▶ [What needs to be done] Using the material that follows, identify and copy each line with the string "ylabel".

▶ [Record set]
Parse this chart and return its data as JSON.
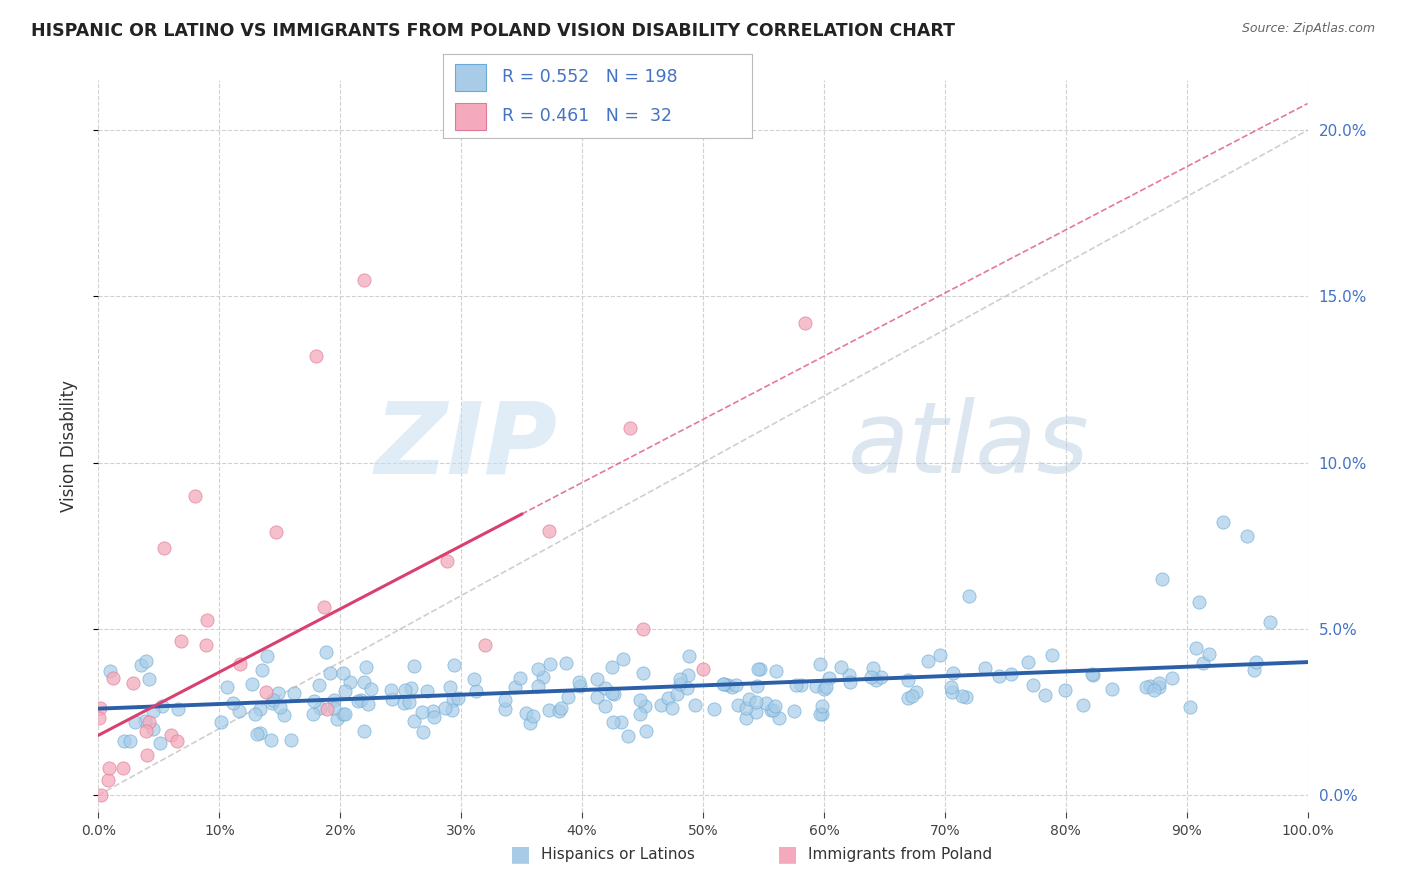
{
  "title": "HISPANIC OR LATINO VS IMMIGRANTS FROM POLAND VISION DISABILITY CORRELATION CHART",
  "source": "Source: ZipAtlas.com",
  "ylabel": "Vision Disability",
  "series1_label": "Hispanics or Latinos",
  "series2_label": "Immigrants from Poland",
  "series1_color": "#A8CCE8",
  "series1_edge": "#6AAAD4",
  "series2_color": "#F4AABC",
  "series2_edge": "#E07898",
  "trend1_color": "#2B5FA8",
  "trend2_color": "#D94070",
  "legend_text_color": "#4472C4",
  "grid_color": "#CCCCCC",
  "diag_color": "#BBBBBB",
  "series1_R": 0.552,
  "series1_N": 198,
  "series2_R": 0.461,
  "series2_N": 32,
  "xlim": [
    0,
    1
  ],
  "ylim": [
    -0.005,
    0.215
  ],
  "yticks": [
    0.0,
    0.05,
    0.1,
    0.15,
    0.2
  ],
  "xtick_positions": [
    0.0,
    0.1,
    0.2,
    0.3,
    0.4,
    0.5,
    0.6,
    0.7,
    0.8,
    0.9,
    1.0
  ],
  "seed": 42,
  "bg_color": "#FFFFFF",
  "watermark_zip": "ZIP",
  "watermark_atlas": "atlas"
}
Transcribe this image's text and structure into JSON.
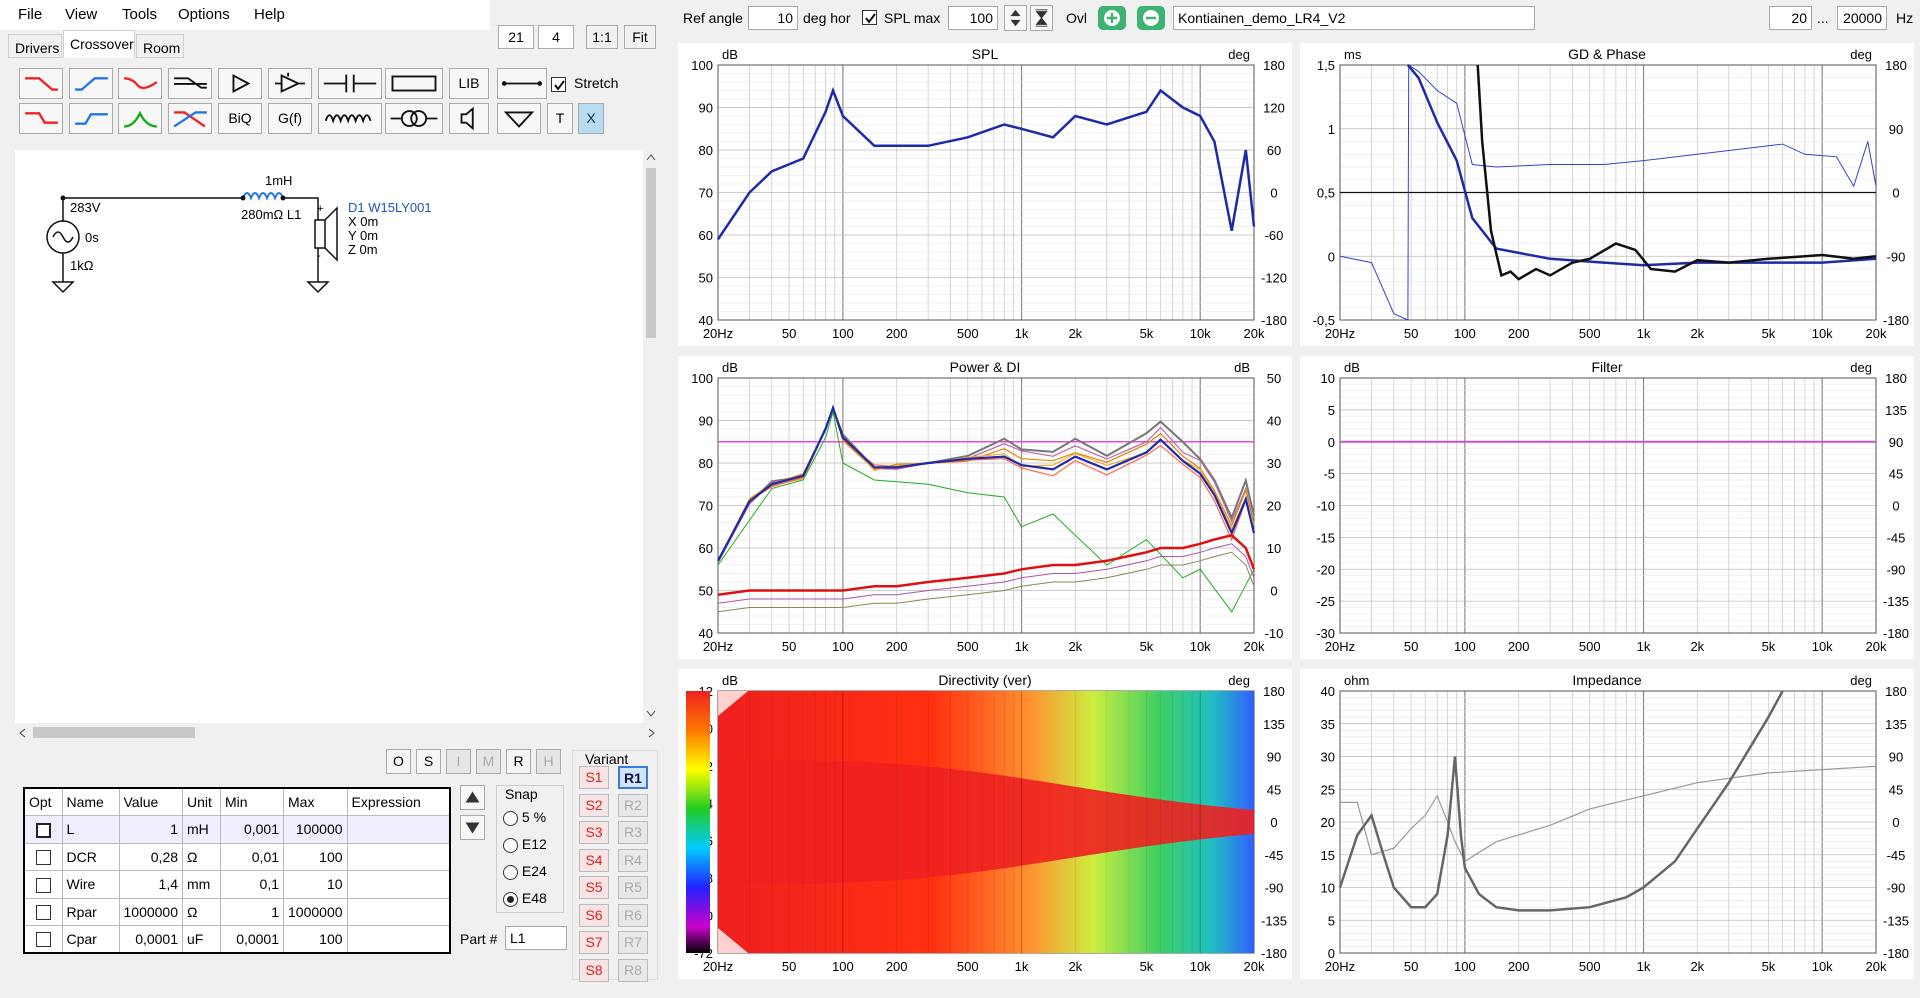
{
  "menu": {
    "file": "File",
    "view": "View",
    "tools": "Tools",
    "options": "Options",
    "help": "Help"
  },
  "tabs": {
    "drivers": "Drivers",
    "crossover": "Crossover",
    "room": "Room"
  },
  "zoom": {
    "a": "21",
    "b": "4",
    "one": "1:1",
    "fit": "Fit"
  },
  "toolbar": {
    "lib": "LIB",
    "biq": "BiQ",
    "gf": "G(f)",
    "t": "T",
    "x": "X",
    "stretch": "Stretch"
  },
  "schematic": {
    "source_v": "283V",
    "source_t": "0s",
    "source_r": "1kΩ",
    "ind_val": "1mH",
    "ind_name": "280mΩ L1",
    "driver_name": "D1 W15LY001",
    "dx": "X 0m",
    "dy": "Y 0m",
    "dz": "Z 0m"
  },
  "osbtns": {
    "o": "O",
    "s": "S",
    "i": "I",
    "m": "M",
    "r": "R",
    "h": "H"
  },
  "params": {
    "headers": [
      "Opt",
      "Name",
      "Value",
      "Unit",
      "Min",
      "Max",
      "Expression"
    ],
    "rows": [
      [
        "L",
        "1",
        "mH",
        "0,001",
        "100000"
      ],
      [
        "DCR",
        "0,28",
        "Ω",
        "0,01",
        "100"
      ],
      [
        "Wire",
        "1,4",
        "mm",
        "0,1",
        "10"
      ],
      [
        "Rpar",
        "1000000",
        "Ω",
        "1",
        "1000000"
      ],
      [
        "Cpar",
        "0,0001",
        "uF",
        "0,0001",
        "100"
      ]
    ]
  },
  "snap": {
    "title": "Snap",
    "opts": [
      "5 %",
      "E12",
      "E24",
      "E48"
    ],
    "selected": "E48"
  },
  "part": {
    "label": "Part #",
    "value": "L1"
  },
  "variant": {
    "title": "Variant",
    "s": [
      "S1",
      "S2",
      "S3",
      "S4",
      "S5",
      "S6",
      "S7",
      "S8"
    ],
    "r": [
      "R1",
      "R2",
      "R3",
      "R4",
      "R5",
      "R6",
      "R7",
      "R8"
    ]
  },
  "topbar": {
    "ref_angle": "Ref angle",
    "ref_val": "10",
    "deg_hor": "deg hor",
    "spl_max": "SPL max",
    "spl_val": "100",
    "ovl": "Ovl",
    "project": "Kontiainen_demo_LR4_V2",
    "f_min": "20",
    "dots": "...",
    "f_max": "20000",
    "hz": "Hz"
  },
  "xticks": [
    "20Hz",
    "50",
    "100",
    "200",
    "500",
    "1k",
    "2k",
    "5k",
    "10k",
    "20k"
  ],
  "charts": {
    "spl": {
      "title": "SPL",
      "lunit": "dB",
      "runit": "deg",
      "left": [
        "100",
        "90",
        "80",
        "70",
        "60",
        "50",
        "40"
      ],
      "right": [
        "180",
        "120",
        "60",
        "0",
        "-60",
        "-120",
        "-180"
      ]
    },
    "gd": {
      "title": "GD & Phase",
      "lunit": "ms",
      "runit": "deg",
      "left": [
        "1,5",
        "1",
        "0,5",
        "0",
        "-0,5"
      ],
      "right": [
        "180",
        "90",
        "0",
        "-90",
        "-180"
      ]
    },
    "pdi": {
      "title": "Power & DI",
      "lunit": "dB",
      "runit": "dB",
      "left": [
        "100",
        "90",
        "80",
        "70",
        "60",
        "50",
        "40"
      ],
      "right": [
        "50",
        "40",
        "30",
        "20",
        "10",
        "0",
        "-10"
      ]
    },
    "filter": {
      "title": "Filter",
      "lunit": "dB",
      "runit": "deg",
      "left": [
        "10",
        "5",
        "0",
        "-5",
        "-10",
        "-15",
        "-20",
        "-25",
        "-30"
      ],
      "right": [
        "180",
        "135",
        "90",
        "45",
        "0",
        "-45",
        "-90",
        "-135",
        "-180"
      ]
    },
    "dir": {
      "title": "Directivity (ver)",
      "lunit": "dB",
      "runit": "deg",
      "left": [
        "12",
        "0",
        "-12",
        "-24",
        "-36",
        "-48",
        "-60",
        "-72"
      ],
      "right": [
        "180",
        "135",
        "90",
        "45",
        "0",
        "-45",
        "-90",
        "-135",
        "-180"
      ]
    },
    "imp": {
      "title": "Impedance",
      "lunit": "ohm",
      "runit": "deg",
      "left": [
        "40",
        "35",
        "30",
        "25",
        "20",
        "15",
        "10",
        "5",
        "0"
      ],
      "right": [
        "180",
        "135",
        "90",
        "45",
        "0",
        "-45",
        "-90",
        "-135",
        "-180"
      ]
    }
  },
  "chart_data": [
    {
      "type": "line",
      "title": "SPL",
      "ylabel": "dB",
      "ylim": [
        40,
        100
      ],
      "x": [
        20,
        30,
        40,
        60,
        80,
        88,
        100,
        150,
        200,
        300,
        500,
        800,
        1000,
        1500,
        2000,
        3000,
        5000,
        6000,
        8000,
        10000,
        12000,
        15000,
        18000,
        20000
      ],
      "series": [
        {
          "values": [
            59,
            70,
            75,
            78,
            89,
            94,
            88,
            81,
            81,
            81,
            83,
            86,
            85,
            83,
            88,
            86,
            89,
            94,
            90,
            88,
            82,
            61,
            80,
            62
          ]
        }
      ]
    },
    {
      "type": "line",
      "title": "Power & DI",
      "ylabel": "dB",
      "ylim": [
        40,
        100
      ],
      "x": [
        20,
        30,
        40,
        60,
        80,
        88,
        100,
        150,
        200,
        300,
        500,
        800,
        1000,
        1500,
        2000,
        3000,
        5000,
        6000,
        8000,
        10000,
        12000,
        15000,
        18000,
        20000
      ],
      "series": [
        {
          "values": [
            57,
            71,
            75,
            77,
            88,
            93,
            86,
            79,
            79,
            80,
            81,
            83,
            81,
            80,
            83,
            80,
            84,
            87,
            82,
            79,
            74,
            65,
            73,
            65
          ]
        },
        {
          "values": [
            49,
            50,
            50,
            50,
            50,
            50,
            50,
            51,
            51,
            52,
            53,
            54,
            55,
            56,
            56,
            57,
            59,
            60,
            60,
            61,
            62,
            63,
            60,
            55
          ]
        }
      ]
    },
    {
      "type": "line",
      "title": "Impedance",
      "ylabel": "ohm",
      "ylim": [
        0,
        40
      ],
      "x": [
        20,
        25,
        30,
        35,
        40,
        50,
        60,
        70,
        80,
        88,
        95,
        100,
        120,
        150,
        200,
        300,
        500,
        800,
        1000,
        1500,
        2000,
        3000,
        5000,
        6000
      ],
      "series": [
        {
          "values": [
            10,
            18,
            21,
            15,
            10,
            7,
            7,
            9,
            18,
            30,
            18,
            13,
            9,
            7,
            6.5,
            6.5,
            7,
            8.5,
            10,
            14,
            19,
            26,
            36,
            40
          ]
        }
      ]
    }
  ]
}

▶ [Reply]
  "ylabel": "Vision Disability",
      "ylabel": "dB",
      "ylabel": "dB",
      "ylabel": "ohm",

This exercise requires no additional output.